> **Given exercise**: The records that follow must be reproduced in full, exactly as written.
··· Given entries
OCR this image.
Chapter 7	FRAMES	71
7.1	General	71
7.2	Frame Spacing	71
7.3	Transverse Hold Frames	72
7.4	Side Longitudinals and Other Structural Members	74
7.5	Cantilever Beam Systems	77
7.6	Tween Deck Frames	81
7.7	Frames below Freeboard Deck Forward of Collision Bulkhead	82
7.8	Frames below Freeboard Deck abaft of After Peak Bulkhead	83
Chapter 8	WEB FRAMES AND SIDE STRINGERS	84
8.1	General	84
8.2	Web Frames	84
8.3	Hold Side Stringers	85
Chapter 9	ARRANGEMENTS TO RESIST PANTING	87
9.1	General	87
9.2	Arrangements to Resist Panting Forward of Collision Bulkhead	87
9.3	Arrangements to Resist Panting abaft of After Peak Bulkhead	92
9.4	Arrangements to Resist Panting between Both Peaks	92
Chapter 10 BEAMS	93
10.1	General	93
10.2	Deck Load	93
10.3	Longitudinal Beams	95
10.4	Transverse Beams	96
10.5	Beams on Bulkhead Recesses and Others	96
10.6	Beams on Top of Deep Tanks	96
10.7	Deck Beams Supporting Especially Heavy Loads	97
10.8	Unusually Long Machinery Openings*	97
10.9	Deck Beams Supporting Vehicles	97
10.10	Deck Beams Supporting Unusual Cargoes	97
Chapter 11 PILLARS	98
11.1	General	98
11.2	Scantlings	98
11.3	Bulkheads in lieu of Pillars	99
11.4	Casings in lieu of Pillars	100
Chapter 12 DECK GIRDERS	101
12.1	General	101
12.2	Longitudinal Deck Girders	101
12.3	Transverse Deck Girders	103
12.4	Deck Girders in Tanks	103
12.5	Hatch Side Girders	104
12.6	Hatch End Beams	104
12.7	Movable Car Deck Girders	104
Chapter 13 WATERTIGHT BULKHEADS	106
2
······
> **Complete answer**:
OCR this image.
Chapter 7	FRAMES	71
7.1	General	71
7.2	Frame Spacing	71
7.3	Transverse Hold Frames	72
7.4	Side Longitudinals and Other Structural Members	74
7.5	Cantilever Beam Systems	77
7.6	Tween Deck Frames	81
7.7	Frames below Freeboard Deck Forward of Collision Bulkhead	82
7.8	Frames below Freeboard Deck abaft of After Peak Bulkhead	83
Chapter 8	WEB FRAMES AND SIDE STRINGERS	84
8.1	General	84
8.2	Web Frames	84
8.3	Hold Side Stringers	85
Chapter 9	ARRANGEMENTS TO RESIST PANTING	87
9.1	General	87
9.2	Arrangements to Resist Panting Forward of Collision Bulkhead	87
9.3	Arrangements to Resist Panting abaft of After Peak Bulkhead	92
9.4	Arrangements to Resist Panting between Both Peaks	92
Chapter 10 BEAMS	93
10.1	General	93
10.2	Deck Load	93
10.3	Longitudinal Beams	95
10.4	Transverse Beams	96
10.5	Beams on Bulkhead Recesses and Others	96
10.6	Beams on Top of Deep Tanks	96
10.7	Deck Beams Supporting Especially Heavy Loads	97
10.8	Unusually Long Machinery Openings*	97
10.9	Deck Beams Supporting Vehicles	97
10.10	Deck Beams Supporting Unusual Cargoes	97
Chapter 11 PILLARS	98
11.1	General	98
11.2	Scantlings	98
11.3	Bulkheads in lieu of Pillars	99
11.4	Casings in lieu of Pillars	100
Chapter 12 DECK GIRDERS	101
12.1	General	101
12.2	Longitudinal Deck Girders	101
12.3	Transverse Deck Girders	103
12.4	Deck Girders in Tanks	103
12.5	Hatch Side Girders	104
12.6	Hatch End Beams	104
12.7	Movable Car Deck Girders	104
Chapter 13 WATERTIGHT BULKHEADS	106
2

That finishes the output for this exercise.